Short exercise:
Extract all lines from the data beneath that include the word "Perubahan".

────────

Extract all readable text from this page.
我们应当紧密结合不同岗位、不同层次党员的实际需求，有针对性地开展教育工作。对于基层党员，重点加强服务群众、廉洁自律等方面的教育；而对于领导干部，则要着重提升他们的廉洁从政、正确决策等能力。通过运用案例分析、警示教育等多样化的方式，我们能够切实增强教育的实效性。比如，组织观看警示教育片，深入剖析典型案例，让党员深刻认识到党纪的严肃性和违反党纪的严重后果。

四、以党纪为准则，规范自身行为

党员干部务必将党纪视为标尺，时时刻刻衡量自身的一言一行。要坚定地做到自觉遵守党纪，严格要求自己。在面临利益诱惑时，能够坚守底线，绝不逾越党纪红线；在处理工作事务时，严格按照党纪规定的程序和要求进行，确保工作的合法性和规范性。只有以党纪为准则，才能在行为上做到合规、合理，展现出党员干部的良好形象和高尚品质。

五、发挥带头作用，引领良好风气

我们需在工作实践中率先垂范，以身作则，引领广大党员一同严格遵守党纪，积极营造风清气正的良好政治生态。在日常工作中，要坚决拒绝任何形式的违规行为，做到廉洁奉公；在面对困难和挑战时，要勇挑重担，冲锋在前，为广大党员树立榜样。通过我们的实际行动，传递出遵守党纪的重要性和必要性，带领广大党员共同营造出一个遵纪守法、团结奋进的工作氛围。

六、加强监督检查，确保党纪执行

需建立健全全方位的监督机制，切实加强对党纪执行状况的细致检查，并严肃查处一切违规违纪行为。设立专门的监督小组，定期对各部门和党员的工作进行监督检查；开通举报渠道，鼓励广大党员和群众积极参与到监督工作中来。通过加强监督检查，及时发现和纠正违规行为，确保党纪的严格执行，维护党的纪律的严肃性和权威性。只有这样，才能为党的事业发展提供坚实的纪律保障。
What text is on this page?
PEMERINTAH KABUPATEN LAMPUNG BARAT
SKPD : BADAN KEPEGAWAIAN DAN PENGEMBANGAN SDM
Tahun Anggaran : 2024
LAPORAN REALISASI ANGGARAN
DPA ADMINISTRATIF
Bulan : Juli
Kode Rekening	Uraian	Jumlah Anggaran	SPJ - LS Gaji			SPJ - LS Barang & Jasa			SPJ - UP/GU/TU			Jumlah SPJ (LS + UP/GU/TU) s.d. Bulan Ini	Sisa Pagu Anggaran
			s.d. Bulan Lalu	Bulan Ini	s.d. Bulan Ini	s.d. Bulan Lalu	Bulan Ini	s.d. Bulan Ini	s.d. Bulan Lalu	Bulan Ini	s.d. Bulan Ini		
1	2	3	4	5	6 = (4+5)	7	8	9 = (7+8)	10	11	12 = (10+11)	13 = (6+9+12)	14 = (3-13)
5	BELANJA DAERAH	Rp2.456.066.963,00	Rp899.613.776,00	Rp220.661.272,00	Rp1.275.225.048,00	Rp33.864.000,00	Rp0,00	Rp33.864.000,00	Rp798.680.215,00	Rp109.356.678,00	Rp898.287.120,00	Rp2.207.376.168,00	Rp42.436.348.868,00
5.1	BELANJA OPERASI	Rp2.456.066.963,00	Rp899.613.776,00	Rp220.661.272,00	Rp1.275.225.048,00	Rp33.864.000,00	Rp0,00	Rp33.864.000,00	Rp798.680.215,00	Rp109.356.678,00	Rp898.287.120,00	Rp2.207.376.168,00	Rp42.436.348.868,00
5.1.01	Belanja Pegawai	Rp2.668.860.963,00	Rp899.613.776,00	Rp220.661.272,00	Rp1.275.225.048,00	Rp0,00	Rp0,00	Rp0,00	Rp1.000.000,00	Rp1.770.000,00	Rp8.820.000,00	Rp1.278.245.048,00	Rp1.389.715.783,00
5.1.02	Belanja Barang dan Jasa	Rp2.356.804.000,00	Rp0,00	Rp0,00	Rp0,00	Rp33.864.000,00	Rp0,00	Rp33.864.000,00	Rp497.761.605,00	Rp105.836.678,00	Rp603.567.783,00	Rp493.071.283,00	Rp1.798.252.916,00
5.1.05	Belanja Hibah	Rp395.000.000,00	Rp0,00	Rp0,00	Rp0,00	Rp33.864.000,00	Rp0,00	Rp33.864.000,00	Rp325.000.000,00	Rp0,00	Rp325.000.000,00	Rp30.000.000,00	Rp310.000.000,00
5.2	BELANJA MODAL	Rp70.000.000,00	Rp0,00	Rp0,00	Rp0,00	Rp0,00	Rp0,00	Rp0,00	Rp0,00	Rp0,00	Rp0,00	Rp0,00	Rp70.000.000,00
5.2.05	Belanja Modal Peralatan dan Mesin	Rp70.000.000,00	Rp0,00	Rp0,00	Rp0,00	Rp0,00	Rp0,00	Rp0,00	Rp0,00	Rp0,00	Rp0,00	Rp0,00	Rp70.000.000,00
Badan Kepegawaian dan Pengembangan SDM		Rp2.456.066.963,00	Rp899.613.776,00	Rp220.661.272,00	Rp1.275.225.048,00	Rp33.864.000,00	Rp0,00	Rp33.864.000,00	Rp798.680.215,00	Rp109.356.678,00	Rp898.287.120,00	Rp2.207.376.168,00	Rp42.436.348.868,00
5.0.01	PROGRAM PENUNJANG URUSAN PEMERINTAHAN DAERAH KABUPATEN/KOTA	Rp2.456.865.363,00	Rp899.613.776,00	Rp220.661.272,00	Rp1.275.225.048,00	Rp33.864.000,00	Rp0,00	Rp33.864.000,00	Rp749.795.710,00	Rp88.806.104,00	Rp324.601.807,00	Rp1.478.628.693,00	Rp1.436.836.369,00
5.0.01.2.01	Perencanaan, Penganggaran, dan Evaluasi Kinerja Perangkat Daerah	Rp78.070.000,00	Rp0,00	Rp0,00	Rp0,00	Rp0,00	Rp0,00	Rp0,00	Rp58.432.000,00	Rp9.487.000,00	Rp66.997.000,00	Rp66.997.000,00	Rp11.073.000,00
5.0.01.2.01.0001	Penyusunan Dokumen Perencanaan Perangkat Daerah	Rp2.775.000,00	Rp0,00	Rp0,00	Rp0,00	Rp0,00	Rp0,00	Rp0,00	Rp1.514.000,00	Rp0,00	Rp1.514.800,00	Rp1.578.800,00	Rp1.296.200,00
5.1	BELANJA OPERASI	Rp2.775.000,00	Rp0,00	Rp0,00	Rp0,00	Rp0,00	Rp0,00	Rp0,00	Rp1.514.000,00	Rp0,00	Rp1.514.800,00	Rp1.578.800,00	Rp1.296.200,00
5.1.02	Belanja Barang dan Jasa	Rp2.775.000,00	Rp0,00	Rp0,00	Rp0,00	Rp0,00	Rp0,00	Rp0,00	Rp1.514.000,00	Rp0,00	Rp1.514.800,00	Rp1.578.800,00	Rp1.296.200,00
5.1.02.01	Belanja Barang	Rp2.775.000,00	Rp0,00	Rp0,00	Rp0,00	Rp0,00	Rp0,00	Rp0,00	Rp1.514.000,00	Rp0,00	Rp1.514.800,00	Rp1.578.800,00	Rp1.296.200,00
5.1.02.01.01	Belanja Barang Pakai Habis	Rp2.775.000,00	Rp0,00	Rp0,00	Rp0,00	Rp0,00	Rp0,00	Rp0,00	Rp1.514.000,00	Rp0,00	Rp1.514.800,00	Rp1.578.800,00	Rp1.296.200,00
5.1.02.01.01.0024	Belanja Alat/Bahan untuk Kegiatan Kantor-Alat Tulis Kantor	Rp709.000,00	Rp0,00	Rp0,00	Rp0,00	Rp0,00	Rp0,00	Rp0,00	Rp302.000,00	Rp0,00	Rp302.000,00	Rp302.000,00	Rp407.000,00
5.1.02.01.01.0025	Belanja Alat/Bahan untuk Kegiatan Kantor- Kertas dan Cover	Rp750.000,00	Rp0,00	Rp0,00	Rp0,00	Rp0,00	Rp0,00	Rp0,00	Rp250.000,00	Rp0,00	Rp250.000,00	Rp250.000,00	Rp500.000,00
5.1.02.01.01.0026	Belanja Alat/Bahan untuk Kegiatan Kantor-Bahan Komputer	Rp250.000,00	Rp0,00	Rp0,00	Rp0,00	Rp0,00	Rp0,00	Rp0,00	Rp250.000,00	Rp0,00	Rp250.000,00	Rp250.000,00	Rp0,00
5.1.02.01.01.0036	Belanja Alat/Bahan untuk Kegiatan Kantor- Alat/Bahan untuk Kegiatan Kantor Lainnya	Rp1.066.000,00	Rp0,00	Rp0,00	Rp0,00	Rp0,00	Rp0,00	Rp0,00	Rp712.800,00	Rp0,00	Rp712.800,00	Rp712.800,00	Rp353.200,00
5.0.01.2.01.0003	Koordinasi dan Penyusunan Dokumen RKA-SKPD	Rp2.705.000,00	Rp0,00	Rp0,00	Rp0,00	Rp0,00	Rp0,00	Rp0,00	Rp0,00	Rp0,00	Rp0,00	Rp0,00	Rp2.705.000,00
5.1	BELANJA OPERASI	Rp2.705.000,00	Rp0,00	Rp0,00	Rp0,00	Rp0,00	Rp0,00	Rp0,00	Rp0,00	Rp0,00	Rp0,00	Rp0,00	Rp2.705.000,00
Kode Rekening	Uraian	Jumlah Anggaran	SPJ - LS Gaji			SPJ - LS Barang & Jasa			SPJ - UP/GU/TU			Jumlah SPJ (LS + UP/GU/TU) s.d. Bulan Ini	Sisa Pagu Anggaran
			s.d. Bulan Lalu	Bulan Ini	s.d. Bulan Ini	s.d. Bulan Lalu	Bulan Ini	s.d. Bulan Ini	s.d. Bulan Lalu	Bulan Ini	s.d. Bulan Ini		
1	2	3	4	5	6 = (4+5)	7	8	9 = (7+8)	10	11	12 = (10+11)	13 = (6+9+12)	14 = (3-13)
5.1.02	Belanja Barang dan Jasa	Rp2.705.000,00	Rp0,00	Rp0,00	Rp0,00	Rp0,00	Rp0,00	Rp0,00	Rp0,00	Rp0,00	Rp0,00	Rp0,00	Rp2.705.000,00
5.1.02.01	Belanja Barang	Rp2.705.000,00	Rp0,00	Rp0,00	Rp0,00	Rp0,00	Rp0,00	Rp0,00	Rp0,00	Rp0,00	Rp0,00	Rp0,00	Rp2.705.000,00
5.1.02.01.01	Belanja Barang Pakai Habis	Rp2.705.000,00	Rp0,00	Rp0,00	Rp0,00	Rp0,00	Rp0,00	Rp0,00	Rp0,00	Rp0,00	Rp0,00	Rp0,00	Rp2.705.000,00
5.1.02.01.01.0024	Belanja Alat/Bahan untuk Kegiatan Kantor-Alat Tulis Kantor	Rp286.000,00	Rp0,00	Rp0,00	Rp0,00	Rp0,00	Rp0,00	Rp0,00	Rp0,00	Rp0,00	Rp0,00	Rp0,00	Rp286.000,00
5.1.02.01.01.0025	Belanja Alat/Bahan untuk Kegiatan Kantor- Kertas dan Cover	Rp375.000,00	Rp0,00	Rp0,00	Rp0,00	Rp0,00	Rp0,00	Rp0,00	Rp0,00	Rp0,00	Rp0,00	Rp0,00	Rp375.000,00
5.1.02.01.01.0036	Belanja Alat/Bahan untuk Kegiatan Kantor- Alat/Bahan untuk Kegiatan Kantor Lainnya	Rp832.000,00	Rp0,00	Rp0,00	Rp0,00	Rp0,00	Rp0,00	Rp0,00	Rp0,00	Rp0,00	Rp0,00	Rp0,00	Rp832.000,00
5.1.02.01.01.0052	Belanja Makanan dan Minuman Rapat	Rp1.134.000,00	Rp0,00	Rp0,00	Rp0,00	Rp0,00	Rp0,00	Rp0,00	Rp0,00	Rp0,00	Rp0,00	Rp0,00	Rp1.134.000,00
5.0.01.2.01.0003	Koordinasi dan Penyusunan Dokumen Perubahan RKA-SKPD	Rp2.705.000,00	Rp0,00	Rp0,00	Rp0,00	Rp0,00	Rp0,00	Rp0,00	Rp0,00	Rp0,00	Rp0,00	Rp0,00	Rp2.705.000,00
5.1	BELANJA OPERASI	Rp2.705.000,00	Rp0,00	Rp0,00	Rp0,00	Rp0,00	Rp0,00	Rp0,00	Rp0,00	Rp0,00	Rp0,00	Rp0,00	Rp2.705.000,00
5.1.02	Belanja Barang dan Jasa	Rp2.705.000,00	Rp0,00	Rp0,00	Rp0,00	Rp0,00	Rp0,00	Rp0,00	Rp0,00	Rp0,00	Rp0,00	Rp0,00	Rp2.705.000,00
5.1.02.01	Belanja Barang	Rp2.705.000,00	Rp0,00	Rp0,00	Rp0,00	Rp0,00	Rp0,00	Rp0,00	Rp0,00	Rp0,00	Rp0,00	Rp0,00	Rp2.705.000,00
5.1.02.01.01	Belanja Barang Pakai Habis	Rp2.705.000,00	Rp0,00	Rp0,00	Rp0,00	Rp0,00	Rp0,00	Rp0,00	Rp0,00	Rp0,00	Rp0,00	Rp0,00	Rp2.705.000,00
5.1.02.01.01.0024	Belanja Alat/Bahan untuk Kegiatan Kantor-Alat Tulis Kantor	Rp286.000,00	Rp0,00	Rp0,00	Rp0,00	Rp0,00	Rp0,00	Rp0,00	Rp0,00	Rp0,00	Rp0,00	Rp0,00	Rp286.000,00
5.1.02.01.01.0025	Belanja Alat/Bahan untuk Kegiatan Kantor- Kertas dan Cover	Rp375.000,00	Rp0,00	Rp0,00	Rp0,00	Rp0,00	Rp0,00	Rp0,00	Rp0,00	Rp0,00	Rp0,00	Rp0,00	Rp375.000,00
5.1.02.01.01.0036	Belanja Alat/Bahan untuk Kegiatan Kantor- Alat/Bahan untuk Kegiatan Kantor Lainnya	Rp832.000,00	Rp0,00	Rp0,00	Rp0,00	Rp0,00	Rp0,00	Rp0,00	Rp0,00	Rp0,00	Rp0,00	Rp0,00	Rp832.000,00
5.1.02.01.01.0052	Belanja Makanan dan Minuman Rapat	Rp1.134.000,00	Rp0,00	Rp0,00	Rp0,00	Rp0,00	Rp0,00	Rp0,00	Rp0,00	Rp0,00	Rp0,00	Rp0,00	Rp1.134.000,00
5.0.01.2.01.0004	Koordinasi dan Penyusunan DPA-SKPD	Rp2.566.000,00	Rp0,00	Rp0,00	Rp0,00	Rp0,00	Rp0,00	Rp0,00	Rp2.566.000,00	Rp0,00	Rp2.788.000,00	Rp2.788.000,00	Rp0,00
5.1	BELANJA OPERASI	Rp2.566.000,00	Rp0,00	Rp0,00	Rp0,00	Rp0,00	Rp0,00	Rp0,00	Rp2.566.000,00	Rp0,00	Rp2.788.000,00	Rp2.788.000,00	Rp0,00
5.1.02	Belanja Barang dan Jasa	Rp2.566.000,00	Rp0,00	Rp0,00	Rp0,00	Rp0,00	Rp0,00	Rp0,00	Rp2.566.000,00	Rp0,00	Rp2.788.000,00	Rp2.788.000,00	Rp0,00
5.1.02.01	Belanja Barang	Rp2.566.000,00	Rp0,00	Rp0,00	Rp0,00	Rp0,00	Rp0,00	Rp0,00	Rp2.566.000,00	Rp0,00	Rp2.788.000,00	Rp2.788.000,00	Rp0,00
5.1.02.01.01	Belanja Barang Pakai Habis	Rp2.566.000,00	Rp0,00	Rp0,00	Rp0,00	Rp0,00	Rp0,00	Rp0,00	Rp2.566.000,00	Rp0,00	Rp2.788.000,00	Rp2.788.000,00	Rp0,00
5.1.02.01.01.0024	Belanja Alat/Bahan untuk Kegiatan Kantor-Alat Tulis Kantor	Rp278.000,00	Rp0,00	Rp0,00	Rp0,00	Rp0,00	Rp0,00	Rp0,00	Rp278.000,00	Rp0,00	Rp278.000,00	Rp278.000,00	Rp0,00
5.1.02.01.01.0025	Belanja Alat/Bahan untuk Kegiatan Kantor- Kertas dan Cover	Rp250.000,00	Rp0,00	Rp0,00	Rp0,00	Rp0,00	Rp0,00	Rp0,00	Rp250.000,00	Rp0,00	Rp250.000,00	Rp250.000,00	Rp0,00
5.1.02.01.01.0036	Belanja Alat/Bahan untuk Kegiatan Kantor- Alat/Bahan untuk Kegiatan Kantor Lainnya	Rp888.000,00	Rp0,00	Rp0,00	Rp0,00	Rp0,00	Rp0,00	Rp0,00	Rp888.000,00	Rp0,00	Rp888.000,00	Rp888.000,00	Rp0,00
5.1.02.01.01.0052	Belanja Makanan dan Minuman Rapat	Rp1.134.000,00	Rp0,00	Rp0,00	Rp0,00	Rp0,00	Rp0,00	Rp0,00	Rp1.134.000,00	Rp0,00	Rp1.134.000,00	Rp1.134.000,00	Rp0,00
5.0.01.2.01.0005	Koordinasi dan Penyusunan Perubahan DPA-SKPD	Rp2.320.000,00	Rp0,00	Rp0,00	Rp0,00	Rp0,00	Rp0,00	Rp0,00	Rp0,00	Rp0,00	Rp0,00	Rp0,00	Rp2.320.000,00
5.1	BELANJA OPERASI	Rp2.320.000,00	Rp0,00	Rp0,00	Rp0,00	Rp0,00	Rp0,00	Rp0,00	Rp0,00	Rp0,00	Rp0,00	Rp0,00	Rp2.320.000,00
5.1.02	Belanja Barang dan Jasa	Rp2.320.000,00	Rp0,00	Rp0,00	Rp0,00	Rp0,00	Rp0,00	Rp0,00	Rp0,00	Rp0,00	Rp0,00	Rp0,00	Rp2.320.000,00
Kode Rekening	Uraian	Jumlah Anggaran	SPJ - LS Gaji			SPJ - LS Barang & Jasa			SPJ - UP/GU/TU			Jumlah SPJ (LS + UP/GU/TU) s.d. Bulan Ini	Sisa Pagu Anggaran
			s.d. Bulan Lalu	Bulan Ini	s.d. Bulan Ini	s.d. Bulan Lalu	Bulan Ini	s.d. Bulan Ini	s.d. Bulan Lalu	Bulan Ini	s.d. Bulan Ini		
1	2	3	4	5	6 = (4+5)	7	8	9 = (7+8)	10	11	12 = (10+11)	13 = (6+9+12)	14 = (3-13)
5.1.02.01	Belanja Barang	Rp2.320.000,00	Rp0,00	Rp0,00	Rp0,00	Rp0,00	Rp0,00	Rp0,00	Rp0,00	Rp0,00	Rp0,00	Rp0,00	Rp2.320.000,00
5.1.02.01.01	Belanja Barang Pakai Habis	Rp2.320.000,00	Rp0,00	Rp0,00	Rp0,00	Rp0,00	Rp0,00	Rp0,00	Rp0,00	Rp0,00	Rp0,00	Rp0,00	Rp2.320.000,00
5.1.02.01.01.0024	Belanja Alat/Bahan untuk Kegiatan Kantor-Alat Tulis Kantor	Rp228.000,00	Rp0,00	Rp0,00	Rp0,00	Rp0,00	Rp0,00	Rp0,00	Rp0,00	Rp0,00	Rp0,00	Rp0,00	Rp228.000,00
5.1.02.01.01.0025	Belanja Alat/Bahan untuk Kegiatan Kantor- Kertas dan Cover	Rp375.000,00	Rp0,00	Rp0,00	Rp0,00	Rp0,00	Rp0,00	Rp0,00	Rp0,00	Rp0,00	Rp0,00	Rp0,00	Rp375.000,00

────────

Exercise output:
5.0.01.2.01.0003	Koordinasi dan Penyusunan Dokumen Perubahan RKA-SKPD	Rp2.705.000,00	Rp0,00	Rp0,00	Rp0,00	Rp0,00	Rp0,00	Rp0,00	Rp0,00	Rp0,00	Rp0,00	Rp0,00	Rp2.705.000,00
5.0.01.2.01.0005	Koordinasi dan Penyusunan Perubahan DPA-SKPD	Rp2.320.000,00	Rp0,00	Rp0,00	Rp0,00	Rp0,00	Rp0,00	Rp0,00	Rp0,00	Rp0,00	Rp0,00	Rp0,00	Rp2.320.000,00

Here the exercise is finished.